» **STATED GOAL**
Output the data below in full, character for character.

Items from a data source
>> Start

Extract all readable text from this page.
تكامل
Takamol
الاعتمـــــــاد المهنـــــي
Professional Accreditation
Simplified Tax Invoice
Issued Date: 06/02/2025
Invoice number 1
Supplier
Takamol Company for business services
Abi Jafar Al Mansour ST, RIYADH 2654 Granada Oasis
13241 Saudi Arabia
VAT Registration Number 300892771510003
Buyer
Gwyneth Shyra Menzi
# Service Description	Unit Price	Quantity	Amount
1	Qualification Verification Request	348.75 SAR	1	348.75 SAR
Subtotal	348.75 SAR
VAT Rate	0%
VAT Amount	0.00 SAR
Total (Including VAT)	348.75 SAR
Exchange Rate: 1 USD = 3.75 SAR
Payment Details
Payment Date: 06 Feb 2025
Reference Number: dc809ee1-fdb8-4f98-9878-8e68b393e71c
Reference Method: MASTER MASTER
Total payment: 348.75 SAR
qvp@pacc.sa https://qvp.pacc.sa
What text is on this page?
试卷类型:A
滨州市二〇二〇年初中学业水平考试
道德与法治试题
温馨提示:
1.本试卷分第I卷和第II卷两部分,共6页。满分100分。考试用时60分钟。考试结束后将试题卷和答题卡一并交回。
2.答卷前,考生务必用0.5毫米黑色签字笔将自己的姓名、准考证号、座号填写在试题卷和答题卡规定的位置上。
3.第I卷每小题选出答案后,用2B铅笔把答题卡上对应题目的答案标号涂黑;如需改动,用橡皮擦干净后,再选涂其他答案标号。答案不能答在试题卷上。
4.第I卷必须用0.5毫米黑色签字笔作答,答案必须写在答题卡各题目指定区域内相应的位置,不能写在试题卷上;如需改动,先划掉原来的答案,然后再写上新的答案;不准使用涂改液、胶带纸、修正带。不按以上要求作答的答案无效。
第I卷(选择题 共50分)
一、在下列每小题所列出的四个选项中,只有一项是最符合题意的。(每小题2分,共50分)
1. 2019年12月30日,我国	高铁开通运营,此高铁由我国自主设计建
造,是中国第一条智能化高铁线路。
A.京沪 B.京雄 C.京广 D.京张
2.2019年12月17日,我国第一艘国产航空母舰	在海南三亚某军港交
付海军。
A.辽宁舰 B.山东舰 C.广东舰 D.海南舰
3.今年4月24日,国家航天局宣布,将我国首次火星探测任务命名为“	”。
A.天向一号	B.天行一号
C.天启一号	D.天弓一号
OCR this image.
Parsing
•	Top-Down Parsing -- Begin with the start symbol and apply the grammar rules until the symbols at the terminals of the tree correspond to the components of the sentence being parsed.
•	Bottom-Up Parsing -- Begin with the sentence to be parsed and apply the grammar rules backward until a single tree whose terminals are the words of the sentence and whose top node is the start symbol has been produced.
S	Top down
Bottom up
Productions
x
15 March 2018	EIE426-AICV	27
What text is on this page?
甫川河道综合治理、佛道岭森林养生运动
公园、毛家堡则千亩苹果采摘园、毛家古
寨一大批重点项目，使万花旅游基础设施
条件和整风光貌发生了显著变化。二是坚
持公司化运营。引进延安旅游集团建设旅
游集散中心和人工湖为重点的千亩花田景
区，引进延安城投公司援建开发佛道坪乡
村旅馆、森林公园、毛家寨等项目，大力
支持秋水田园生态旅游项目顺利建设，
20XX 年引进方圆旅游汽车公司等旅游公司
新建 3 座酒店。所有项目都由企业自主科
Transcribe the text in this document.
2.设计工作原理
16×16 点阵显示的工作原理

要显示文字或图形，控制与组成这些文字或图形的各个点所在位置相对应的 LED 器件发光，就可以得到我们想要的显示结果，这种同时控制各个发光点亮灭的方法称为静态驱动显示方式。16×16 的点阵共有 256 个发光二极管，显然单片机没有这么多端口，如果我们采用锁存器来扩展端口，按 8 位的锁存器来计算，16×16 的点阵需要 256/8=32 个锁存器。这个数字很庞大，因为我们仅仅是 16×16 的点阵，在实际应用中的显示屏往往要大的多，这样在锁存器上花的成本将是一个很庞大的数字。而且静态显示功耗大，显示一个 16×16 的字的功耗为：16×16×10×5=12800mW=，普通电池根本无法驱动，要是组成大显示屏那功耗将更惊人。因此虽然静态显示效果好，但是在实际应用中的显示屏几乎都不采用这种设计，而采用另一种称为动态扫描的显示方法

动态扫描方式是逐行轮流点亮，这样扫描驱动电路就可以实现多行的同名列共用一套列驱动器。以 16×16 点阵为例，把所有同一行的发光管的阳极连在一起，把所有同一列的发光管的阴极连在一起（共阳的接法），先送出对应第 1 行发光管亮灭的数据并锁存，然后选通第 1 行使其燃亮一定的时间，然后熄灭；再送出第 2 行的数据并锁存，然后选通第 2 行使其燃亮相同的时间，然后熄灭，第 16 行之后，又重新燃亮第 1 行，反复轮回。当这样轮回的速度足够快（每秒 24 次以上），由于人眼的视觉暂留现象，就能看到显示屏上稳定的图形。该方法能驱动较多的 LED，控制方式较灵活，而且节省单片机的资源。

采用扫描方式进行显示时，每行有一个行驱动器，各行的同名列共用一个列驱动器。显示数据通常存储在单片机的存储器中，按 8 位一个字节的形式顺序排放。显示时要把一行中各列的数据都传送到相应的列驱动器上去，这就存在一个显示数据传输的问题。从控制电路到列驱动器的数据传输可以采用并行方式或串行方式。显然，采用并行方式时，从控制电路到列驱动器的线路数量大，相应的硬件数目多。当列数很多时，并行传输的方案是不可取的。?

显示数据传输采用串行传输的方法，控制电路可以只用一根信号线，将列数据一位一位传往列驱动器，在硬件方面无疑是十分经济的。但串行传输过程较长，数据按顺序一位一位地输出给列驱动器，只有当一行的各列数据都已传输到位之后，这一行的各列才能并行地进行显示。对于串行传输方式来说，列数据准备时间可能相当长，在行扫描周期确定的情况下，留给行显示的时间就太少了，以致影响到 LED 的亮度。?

>> End

» **RESULT OF THIS EXERCISE**
Extract all readable text from this page.
تكامل
Takamol
الاعتمـــــــاد المهنـــــي
Professional Accreditation
Simplified Tax Invoice
Issued Date: 06/02/2025
Invoice number 1
Supplier
Takamol Company for business services
Abi Jafar Al Mansour ST, RIYADH 2654 Granada Oasis
13241 Saudi Arabia
VAT Registration Number 300892771510003
Buyer
Gwyneth Shyra Menzi
# Service Description	Unit Price	Quantity	Amount
1	Qualification Verification Request	348.75 SAR	1	348.75 SAR
Subtotal	348.75 SAR
VAT Rate	0%
VAT Amount	0.00 SAR
Total (Including VAT)	348.75 SAR
Exchange Rate: 1 USD = 3.75 SAR
Payment Details
Payment Date: 06 Feb 2025
Reference Number: dc809ee1-fdb8-4f98-9878-8e68b393e71c
Reference Method: MASTER MASTER
Total payment: 348.75 SAR
qvp@pacc.sa https://qvp.pacc.sa
What text is on this page?
试卷类型:A
滨州市二〇二〇年初中学业水平考试
道德与法治试题
温馨提示:
1.本试卷分第I卷和第II卷两部分,共6页。满分100分。考试用时60分钟。考试结束后将试题卷和答题卡一并交回。
2.答卷前,考生务必用0.5毫米黑色签字笔将自己的姓名、准考证号、座号填写在试题卷和答题卡规定的位置上。
3.第I卷每小题选出答案后,用2B铅笔把答题卡上对应题目的答案标号涂黑;如需改动,用橡皮擦干净后,再选涂其他答案标号。答案不能答在试题卷上。
4.第I卷必须用0.5毫米黑色签字笔作答,答案必须写在答题卡各题目指定区域内相应的位置,不能写在试题卷上;如需改动,先划掉原来的答案,然后再写上新的答案;不准使用涂改液、胶带纸、修正带。不按以上要求作答的答案无效。
第I卷(选择题 共50分)
一、在下列每小题所列出的四个选项中,只有一项是最符合题意的。(每小题2分,共50分)
1. 2019年12月30日,我国	高铁开通运营,此高铁由我国自主设计建
造,是中国第一条智能化高铁线路。
A.京沪 B.京雄 C.京广 D.京张
2.2019年12月17日,我国第一艘国产航空母舰	在海南三亚某军港交
付海军。
A.辽宁舰 B.山东舰 C.广东舰 D.海南舰
3.今年4月24日,国家航天局宣布,将我国首次火星探测任务命名为“	”。
A.天向一号	B.天行一号
C.天启一号	D.天弓一号
OCR this image.
Parsing
•	Top-Down Parsing -- Begin with the start symbol and apply the grammar rules until the symbols at the terminals of the tree correspond to the components of the sentence being parsed.
•	Bottom-Up Parsing -- Begin with the sentence to be parsed and apply the grammar rules backward until a single tree whose terminals are the words of the sentence and whose top node is the start symbol has been produced.
S	Top down
Bottom up
Productions
x
15 March 2018	EIE426-AICV	27
What text is on this page?
甫川河道综合治理、佛道岭森林养生运动
公园、毛家堡则千亩苹果采摘园、毛家古
寨一大批重点项目，使万花旅游基础设施
条件和整风光貌发生了显著变化。二是坚
持公司化运营。引进延安旅游集团建设旅
游集散中心和人工湖为重点的千亩花田景
区，引进延安城投公司援建开发佛道坪乡
村旅馆、森林公园、毛家寨等项目，大力
支持秋水田园生态旅游项目顺利建设，
20XX 年引进方圆旅游汽车公司等旅游公司
新建 3 座酒店。所有项目都由企业自主科
Transcribe the text in this document.
2.设计工作原理
16×16 点阵显示的工作原理

要显示文字或图形，控制与组成这些文字或图形的各个点所在位置相对应的 LED 器件发光，就可以得到我们想要的显示结果，这种同时控制各个发光点亮灭的方法称为静态驱动显示方式。16×16 的点阵共有 256 个发光二极管，显然单片机没有这么多端口，如果我们采用锁存器来扩展端口，按 8 位的锁存器来计算，16×16 的点阵需要 256/8=32 个锁存器。这个数字很庞大，因为我们仅仅是 16×16 的点阵，在实际应用中的显示屏往往要大的多，这样在锁存器上花的成本将是一个很庞大的数字。而且静态显示功耗大，显示一个 16×16 的字的功耗为：16×16×10×5=12800mW=，普通电池根本无法驱动，要是组成大显示屏那功耗将更惊人。因此虽然静态显示效果好，但是在实际应用中的显示屏几乎都不采用这种设计，而采用另一种称为动态扫描的显示方法

动态扫描方式是逐行轮流点亮，这样扫描驱动电路就可以实现多行的同名列共用一套列驱动器。以 16×16 点阵为例，把所有同一行的发光管的阳极连在一起，把所有同一列的发光管的阴极连在一起（共阳的接法），先送出对应第 1 行发光管亮灭的数据并锁存，然后选通第 1 行使其燃亮一定的时间，然后熄灭；再送出第 2 行的数据并锁存，然后选通第 2 行使其燃亮相同的时间，然后熄灭，第 16 行之后，又重新燃亮第 1 行，反复轮回。当这样轮回的速度足够快（每秒 24 次以上），由于人眼的视觉暂留现象，就能看到显示屏上稳定的图形。该方法能驱动较多的 LED，控制方式较灵活，而且节省单片机的资源。

采用扫描方式进行显示时，每行有一个行驱动器，各行的同名列共用一个列驱动器。显示数据通常存储在单片机的存储器中，按 8 位一个字节的形式顺序排放。显示时要把一行中各列的数据都传送到相应的列驱动器上去，这就存在一个显示数据传输的问题。从控制电路到列驱动器的数据传输可以采用并行方式或串行方式。显然，采用并行方式时，从控制电路到列驱动器的线路数量大，相应的硬件数目多。当列数很多时，并行传输的方案是不可取的。?

显示数据传输采用串行传输的方法，控制电路可以只用一根信号线，将列数据一位一位传往列驱动器，在硬件方面无疑是十分经济的。但串行传输过程较长，数据按顺序一位一位地输出给列驱动器，只有当一行的各列数据都已传输到位之后，这一行的各列才能并行地进行显示。对于串行传输方式来说，列数据准备时间可能相当长，在行扫描周期确定的情况下，留给行显示的时间就太少了，以致影响到 LED 的亮度。?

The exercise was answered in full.